- _Directive_
Write out all entries word for word.

— START Exercise inputs —

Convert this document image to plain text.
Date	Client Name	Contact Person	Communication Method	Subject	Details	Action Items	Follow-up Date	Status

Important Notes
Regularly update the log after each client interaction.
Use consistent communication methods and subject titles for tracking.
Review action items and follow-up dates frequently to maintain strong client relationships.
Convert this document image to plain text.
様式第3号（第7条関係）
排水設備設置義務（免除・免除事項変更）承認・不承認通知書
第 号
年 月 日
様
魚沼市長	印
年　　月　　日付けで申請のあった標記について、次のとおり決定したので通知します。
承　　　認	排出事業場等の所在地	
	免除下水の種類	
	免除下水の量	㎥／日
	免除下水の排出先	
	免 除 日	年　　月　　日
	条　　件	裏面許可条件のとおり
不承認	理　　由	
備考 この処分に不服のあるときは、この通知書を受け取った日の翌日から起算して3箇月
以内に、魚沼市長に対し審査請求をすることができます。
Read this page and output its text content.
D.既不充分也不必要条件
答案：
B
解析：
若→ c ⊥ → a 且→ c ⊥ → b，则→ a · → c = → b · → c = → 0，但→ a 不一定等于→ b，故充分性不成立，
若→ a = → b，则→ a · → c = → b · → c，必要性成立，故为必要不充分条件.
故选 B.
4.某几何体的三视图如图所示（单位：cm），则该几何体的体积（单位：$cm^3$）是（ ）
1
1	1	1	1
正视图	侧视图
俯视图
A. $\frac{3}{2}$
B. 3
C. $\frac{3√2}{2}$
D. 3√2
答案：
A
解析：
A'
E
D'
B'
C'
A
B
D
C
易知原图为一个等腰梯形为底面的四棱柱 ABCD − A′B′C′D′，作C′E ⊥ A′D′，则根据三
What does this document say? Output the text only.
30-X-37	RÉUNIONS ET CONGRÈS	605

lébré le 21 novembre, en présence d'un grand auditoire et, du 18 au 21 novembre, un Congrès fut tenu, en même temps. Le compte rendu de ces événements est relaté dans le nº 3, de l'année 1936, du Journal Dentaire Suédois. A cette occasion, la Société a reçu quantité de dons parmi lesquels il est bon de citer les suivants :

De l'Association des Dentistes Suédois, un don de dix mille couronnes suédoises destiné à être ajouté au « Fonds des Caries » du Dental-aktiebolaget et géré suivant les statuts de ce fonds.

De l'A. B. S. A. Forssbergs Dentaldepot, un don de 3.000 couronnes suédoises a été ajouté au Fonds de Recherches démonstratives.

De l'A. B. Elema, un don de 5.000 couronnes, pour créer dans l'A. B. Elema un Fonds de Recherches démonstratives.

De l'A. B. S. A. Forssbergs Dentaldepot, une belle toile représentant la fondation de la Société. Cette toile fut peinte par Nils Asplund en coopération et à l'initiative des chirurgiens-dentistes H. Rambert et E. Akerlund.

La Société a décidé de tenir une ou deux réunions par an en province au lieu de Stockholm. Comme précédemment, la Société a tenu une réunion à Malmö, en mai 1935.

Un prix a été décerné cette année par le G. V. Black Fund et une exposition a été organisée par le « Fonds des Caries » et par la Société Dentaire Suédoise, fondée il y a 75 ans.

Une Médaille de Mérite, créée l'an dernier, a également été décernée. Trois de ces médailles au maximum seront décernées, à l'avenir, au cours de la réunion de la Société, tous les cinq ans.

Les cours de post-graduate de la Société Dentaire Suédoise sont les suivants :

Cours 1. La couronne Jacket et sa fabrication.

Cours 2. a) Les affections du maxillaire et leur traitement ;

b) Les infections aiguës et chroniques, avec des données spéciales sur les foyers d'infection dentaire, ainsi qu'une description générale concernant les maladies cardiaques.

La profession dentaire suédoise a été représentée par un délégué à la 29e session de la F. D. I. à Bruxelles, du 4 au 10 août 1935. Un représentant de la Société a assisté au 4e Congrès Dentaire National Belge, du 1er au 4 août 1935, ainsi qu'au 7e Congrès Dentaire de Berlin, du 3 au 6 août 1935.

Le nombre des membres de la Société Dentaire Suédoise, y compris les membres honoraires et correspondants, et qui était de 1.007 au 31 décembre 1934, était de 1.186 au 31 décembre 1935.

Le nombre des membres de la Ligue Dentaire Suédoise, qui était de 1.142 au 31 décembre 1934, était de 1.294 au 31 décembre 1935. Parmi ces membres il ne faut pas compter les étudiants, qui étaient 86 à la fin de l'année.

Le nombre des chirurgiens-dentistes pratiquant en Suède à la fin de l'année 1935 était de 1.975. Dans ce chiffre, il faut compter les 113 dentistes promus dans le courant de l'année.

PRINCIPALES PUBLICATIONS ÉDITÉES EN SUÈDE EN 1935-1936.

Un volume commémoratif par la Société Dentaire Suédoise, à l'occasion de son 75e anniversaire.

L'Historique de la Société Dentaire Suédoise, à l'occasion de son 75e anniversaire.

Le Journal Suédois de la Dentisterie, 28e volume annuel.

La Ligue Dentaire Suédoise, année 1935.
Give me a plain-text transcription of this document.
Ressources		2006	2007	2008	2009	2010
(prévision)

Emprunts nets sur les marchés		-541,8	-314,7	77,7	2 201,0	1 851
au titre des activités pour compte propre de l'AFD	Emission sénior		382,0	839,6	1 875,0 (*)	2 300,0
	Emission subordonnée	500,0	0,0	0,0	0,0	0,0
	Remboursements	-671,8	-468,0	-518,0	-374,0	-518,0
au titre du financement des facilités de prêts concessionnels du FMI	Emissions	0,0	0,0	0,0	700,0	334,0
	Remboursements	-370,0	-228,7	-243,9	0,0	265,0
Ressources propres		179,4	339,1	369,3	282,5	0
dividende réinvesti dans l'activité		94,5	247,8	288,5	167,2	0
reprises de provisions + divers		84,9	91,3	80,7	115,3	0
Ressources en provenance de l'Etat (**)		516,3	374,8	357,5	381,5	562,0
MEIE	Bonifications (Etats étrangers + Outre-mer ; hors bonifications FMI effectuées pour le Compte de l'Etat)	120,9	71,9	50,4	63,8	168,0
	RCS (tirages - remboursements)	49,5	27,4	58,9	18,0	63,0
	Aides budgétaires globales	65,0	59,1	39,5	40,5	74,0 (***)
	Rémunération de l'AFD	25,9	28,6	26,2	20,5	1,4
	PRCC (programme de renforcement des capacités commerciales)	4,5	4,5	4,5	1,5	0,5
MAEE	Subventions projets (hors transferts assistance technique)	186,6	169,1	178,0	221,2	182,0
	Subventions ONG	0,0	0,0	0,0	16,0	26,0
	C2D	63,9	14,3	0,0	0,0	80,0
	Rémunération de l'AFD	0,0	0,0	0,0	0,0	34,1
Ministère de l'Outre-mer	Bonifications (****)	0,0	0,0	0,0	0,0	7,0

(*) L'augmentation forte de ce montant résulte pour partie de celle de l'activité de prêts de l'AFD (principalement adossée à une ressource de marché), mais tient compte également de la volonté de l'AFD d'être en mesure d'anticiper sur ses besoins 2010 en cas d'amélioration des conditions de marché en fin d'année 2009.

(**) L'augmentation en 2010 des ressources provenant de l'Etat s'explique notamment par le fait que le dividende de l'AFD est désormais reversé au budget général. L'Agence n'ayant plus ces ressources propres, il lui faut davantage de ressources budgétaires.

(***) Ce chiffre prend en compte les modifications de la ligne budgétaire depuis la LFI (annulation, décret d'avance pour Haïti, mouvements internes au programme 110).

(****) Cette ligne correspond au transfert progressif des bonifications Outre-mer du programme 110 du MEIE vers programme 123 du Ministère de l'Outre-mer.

— END Exercise inputs —

- _In response_
Convert this document image to plain text.
Date	Client Name	Contact Person	Communication Method	Subject	Details	Action Items	Follow-up Date	Status

Important Notes
Regularly update the log after each client interaction.
Use consistent communication methods and subject titles for tracking.
Review action items and follow-up dates frequently to maintain strong client relationships.
Convert this document image to plain text.
様式第3号（第7条関係）
排水設備設置義務（免除・免除事項変更）承認・不承認通知書
第 号
年 月 日
様
魚沼市長	印
年　　月　　日付けで申請のあった標記について、次のとおり決定したので通知します。
承　　　認	排出事業場等の所在地	
	免除下水の種類	
	免除下水の量	㎥／日
	免除下水の排出先	
	免 除 日	年　　月　　日
	条　　件	裏面許可条件のとおり
不承認	理　　由	
備考 この処分に不服のあるときは、この通知書を受け取った日の翌日から起算して3箇月
以内に、魚沼市長に対し審査請求をすることができます。
Read this page and output its text content.
D.既不充分也不必要条件
答案：
B
解析：
若→ c ⊥ → a 且→ c ⊥ → b，则→ a · → c = → b · → c = → 0，但→ a 不一定等于→ b，故充分性不成立，
若→ a = → b，则→ a · → c = → b · → c，必要性成立，故为必要不充分条件.
故选 B.
4.某几何体的三视图如图所示（单位：cm），则该几何体的体积（单位：$cm^3$）是（ ）
1
1	1	1	1
正视图	侧视图
俯视图
A. $\frac{3}{2}$
B. 3
C. $\frac{3√2}{2}$
D. 3√2
答案：
A
解析：
A'
E
D'
B'
C'
A
B
D
C
易知原图为一个等腰梯形为底面的四棱柱 ABCD − A′B′C′D′，作C′E ⊥ A′D′，则根据三
What does this document say? Output the text only.
30-X-37	RÉUNIONS ET CONGRÈS	605

lébré le 21 novembre, en présence d'un grand auditoire et, du 18 au 21 novembre, un Congrès fut tenu, en même temps. Le compte rendu de ces événements est relaté dans le nº 3, de l'année 1936, du Journal Dentaire Suédois. A cette occasion, la Société a reçu quantité de dons parmi lesquels il est bon de citer les suivants :

De l'Association des Dentistes Suédois, un don de dix mille couronnes suédoises destiné à être ajouté au « Fonds des Caries » du Dental-aktiebolaget et géré suivant les statuts de ce fonds.

De l'A. B. S. A. Forssbergs Dentaldepot, un don de 3.000 couronnes suédoises a été ajouté au Fonds de Recherches démonstratives.

De l'A. B. Elema, un don de 5.000 couronnes, pour créer dans l'A. B. Elema un Fonds de Recherches démonstratives.

De l'A. B. S. A. Forssbergs Dentaldepot, une belle toile représentant la fondation de la Société. Cette toile fut peinte par Nils Asplund en coopération et à l'initiative des chirurgiens-dentistes H. Rambert et E. Akerlund.

La Société a décidé de tenir une ou deux réunions par an en province au lieu de Stockholm. Comme précédemment, la Société a tenu une réunion à Malmö, en mai 1935.

Un prix a été décerné cette année par le G. V. Black Fund et une exposition a été organisée par le « Fonds des Caries » et par la Société Dentaire Suédoise, fondée il y a 75 ans.

Une Médaille de Mérite, créée l'an dernier, a également été décernée. Trois de ces médailles au maximum seront décernées, à l'avenir, au cours de la réunion de la Société, tous les cinq ans.

Les cours de post-graduate de la Société Dentaire Suédoise sont les suivants :

Cours 1. La couronne Jacket et sa fabrication.

Cours 2. a) Les affections du maxillaire et leur traitement ;

b) Les infections aiguës et chroniques, avec des données spéciales sur les foyers d'infection dentaire, ainsi qu'une description générale concernant les maladies cardiaques.

La profession dentaire suédoise a été représentée par un délégué à la 29e session de la F. D. I. à Bruxelles, du 4 au 10 août 1935. Un représentant de la Société a assisté au 4e Congrès Dentaire National Belge, du 1er au 4 août 1935, ainsi qu'au 7e Congrès Dentaire de Berlin, du 3 au 6 août 1935.

Le nombre des membres de la Société Dentaire Suédoise, y compris les membres honoraires et correspondants, et qui était de 1.007 au 31 décembre 1934, était de 1.186 au 31 décembre 1935.

Le nombre des membres de la Ligue Dentaire Suédoise, qui était de 1.142 au 31 décembre 1934, était de 1.294 au 31 décembre 1935. Parmi ces membres il ne faut pas compter les étudiants, qui étaient 86 à la fin de l'année.

Le nombre des chirurgiens-dentistes pratiquant en Suède à la fin de l'année 1935 était de 1.975. Dans ce chiffre, il faut compter les 113 dentistes promus dans le courant de l'année.

PRINCIPALES PUBLICATIONS ÉDITÉES EN SUÈDE EN 1935-1936.

Un volume commémoratif par la Société Dentaire Suédoise, à l'occasion de son 75e anniversaire.

L'Historique de la Société Dentaire Suédoise, à l'occasion de son 75e anniversaire.

Le Journal Suédois de la Dentisterie, 28e volume annuel.

La Ligue Dentaire Suédoise, année 1935.
Give me a plain-text transcription of this document.
Ressources		2006	2007	2008	2009	2010
(prévision)

Emprunts nets sur les marchés		-541,8	-314,7	77,7	2 201,0	1 851
au titre des activités pour compte propre de l'AFD	Emission sénior		382,0	839,6	1 875,0 (*)	2 300,0
	Emission subordonnée	500,0	0,0	0,0	0,0	0,0
	Remboursements	-671,8	-468,0	-518,0	-374,0	-518,0
au titre du financement des facilités de prêts concessionnels du FMI	Emissions	0,0	0,0	0,0	700,0	334,0
	Remboursements	-370,0	-228,7	-243,9	0,0	265,0
Ressources propres		179,4	339,1	369,3	282,5	0
dividende réinvesti dans l'activité		94,5	247,8	288,5	167,2	0
reprises de provisions + divers		84,9	91,3	80,7	115,3	0
Ressources en provenance de l'Etat (**)		516,3	374,8	357,5	381,5	562,0
MEIE	Bonifications (Etats étrangers + Outre-mer ; hors bonifications FMI effectuées pour le Compte de l'Etat)	120,9	71,9	50,4	63,8	168,0
	RCS (tirages - remboursements)	49,5	27,4	58,9	18,0	63,0
	Aides budgétaires globales	65,0	59,1	39,5	40,5	74,0 (***)
	Rémunération de l'AFD	25,9	28,6	26,2	20,5	1,4
	PRCC (programme de renforcement des capacités commerciales)	4,5	4,5	4,5	1,5	0,5
MAEE	Subventions projets (hors transferts assistance technique)	186,6	169,1	178,0	221,2	182,0
	Subventions ONG	0,0	0,0	0,0	16,0	26,0
	C2D	63,9	14,3	0,0	0,0	80,0
	Rémunération de l'AFD	0,0	0,0	0,0	0,0	34,1
Ministère de l'Outre-mer	Bonifications (****)	0,0	0,0	0,0	0,0	7,0

(*) L'augmentation forte de ce montant résulte pour partie de celle de l'activité de prêts de l'AFD (principalement adossée à une ressource de marché), mais tient compte également de la volonté de l'AFD d'être en mesure d'anticiper sur ses besoins 2010 en cas d'amélioration des conditions de marché en fin d'année 2009.

(**) L'augmentation en 2010 des ressources provenant de l'Etat s'explique notamment par le fait que le dividende de l'AFD est désormais reversé au budget général. L'Agence n'ayant plus ces ressources propres, il lui faut davantage de ressources budgétaires.

(***) Ce chiffre prend en compte les modifications de la ligne budgétaire depuis la LFI (annulation, décret d'avance pour Haïti, mouvements internes au programme 110).

(****) Cette ligne correspond au transfert progressif des bonifications Outre-mer du programme 110 du MEIE vers programme 123 du Ministère de l'Outre-mer.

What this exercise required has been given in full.